WHAT NEEDS TO BE DONE ->
Copy out every line that contains "screenshot".

MATERIAL SUPPLIED ->

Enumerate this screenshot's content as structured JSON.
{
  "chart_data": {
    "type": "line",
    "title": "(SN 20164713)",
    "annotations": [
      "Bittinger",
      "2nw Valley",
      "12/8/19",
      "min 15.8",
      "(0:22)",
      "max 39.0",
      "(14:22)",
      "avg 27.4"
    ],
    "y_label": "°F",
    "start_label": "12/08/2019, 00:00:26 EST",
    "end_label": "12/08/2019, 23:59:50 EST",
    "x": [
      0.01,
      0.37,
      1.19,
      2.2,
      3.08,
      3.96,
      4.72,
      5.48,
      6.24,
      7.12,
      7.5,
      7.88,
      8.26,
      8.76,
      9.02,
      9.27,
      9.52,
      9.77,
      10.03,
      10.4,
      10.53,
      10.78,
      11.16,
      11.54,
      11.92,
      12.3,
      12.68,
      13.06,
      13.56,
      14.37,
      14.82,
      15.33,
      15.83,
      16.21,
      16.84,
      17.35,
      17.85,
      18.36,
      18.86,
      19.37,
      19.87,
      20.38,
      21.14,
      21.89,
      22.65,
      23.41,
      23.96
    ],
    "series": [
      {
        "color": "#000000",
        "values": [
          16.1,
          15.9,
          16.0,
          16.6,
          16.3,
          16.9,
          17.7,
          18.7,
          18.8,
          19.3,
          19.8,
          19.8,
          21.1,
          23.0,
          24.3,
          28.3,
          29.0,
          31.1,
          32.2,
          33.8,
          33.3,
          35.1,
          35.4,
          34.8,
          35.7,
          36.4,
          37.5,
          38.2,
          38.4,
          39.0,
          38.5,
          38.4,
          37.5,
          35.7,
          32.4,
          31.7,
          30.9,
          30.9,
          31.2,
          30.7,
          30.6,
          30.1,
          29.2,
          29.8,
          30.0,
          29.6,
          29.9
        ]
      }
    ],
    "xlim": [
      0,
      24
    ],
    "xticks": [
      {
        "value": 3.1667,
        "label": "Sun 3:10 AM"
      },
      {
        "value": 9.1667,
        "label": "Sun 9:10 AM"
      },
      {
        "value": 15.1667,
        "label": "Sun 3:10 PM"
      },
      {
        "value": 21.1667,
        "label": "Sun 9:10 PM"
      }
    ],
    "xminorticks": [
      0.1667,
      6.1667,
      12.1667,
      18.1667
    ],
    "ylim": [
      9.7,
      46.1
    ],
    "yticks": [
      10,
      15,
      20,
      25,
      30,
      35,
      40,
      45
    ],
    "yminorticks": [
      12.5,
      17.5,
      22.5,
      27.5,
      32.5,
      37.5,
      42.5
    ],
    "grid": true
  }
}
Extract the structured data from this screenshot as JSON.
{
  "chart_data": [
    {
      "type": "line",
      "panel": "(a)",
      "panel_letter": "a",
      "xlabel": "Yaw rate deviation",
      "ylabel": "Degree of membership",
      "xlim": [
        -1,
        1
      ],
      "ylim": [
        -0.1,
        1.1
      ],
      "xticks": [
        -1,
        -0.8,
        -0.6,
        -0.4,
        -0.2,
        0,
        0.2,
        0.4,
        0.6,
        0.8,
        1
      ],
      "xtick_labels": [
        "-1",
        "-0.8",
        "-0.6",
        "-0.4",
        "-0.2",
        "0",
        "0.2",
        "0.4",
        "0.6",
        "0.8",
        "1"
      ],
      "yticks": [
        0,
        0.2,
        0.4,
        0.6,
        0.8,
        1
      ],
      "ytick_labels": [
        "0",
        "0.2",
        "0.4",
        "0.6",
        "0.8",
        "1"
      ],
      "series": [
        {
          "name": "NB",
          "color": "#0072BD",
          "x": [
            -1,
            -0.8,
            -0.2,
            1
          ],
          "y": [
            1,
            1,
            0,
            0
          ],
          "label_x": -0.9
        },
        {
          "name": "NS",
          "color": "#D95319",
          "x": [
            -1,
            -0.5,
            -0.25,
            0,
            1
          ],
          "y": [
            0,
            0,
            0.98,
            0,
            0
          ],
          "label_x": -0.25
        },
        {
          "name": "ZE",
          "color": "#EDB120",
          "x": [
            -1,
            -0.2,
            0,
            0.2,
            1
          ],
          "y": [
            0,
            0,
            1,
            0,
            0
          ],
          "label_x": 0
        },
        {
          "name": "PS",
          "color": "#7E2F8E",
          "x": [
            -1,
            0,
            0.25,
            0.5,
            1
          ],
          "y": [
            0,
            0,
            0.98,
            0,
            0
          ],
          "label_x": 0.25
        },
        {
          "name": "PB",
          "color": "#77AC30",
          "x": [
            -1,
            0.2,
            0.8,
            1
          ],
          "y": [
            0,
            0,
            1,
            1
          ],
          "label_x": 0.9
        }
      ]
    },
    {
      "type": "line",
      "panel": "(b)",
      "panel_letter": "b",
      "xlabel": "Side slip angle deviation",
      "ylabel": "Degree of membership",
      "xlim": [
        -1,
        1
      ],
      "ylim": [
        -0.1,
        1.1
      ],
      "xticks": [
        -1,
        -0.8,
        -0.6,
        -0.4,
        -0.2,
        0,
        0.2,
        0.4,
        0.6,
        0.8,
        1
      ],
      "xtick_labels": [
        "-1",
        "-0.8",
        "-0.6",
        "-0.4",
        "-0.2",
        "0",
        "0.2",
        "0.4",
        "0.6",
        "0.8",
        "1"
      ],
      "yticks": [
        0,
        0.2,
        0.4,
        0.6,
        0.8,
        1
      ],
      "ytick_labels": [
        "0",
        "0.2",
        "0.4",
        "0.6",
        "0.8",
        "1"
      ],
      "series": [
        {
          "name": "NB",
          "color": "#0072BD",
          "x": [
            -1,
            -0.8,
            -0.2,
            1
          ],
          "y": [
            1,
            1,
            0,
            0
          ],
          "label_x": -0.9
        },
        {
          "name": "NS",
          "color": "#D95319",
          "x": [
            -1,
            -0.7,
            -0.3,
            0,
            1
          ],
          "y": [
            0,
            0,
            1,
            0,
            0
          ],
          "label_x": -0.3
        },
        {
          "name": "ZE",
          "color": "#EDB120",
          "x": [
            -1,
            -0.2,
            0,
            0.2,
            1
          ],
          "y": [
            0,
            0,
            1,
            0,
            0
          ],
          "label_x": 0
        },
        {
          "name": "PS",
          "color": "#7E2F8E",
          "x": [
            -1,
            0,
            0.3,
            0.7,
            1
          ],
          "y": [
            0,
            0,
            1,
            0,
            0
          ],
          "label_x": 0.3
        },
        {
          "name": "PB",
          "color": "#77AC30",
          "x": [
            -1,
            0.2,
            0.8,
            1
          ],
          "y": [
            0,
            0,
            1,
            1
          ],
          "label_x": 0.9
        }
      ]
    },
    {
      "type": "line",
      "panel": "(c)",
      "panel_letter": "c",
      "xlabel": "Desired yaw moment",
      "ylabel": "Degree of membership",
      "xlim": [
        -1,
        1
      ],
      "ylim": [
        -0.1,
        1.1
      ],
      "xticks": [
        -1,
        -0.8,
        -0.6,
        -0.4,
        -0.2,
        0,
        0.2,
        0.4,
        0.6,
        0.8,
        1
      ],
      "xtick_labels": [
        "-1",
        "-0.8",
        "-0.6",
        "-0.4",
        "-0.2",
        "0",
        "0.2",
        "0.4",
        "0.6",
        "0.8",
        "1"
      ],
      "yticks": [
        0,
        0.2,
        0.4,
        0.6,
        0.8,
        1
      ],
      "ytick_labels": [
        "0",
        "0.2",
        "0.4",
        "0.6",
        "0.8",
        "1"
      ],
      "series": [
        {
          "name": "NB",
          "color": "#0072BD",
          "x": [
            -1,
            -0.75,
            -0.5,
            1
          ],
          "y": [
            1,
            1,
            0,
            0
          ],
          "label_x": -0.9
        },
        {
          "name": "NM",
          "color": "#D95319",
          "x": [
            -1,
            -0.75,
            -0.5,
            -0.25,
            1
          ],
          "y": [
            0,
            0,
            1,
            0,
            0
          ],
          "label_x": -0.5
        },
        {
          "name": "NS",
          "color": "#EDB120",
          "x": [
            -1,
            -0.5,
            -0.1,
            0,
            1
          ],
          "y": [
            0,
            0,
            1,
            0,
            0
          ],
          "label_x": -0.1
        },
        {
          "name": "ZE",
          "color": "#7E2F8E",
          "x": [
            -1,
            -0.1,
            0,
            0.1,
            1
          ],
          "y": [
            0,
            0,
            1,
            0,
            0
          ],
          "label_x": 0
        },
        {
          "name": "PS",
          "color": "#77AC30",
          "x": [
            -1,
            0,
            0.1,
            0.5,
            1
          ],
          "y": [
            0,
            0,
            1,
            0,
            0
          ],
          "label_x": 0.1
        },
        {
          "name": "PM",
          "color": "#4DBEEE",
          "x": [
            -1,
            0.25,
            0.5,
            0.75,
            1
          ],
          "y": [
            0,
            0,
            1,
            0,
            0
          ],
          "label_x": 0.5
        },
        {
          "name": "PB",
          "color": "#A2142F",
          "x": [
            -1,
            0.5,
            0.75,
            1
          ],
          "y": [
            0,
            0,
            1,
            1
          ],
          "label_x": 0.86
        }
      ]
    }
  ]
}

ANSWER IN FULL ->
Enumerate this screenshot's content as structured JSON.
Extract the structured data from this screenshot as JSON.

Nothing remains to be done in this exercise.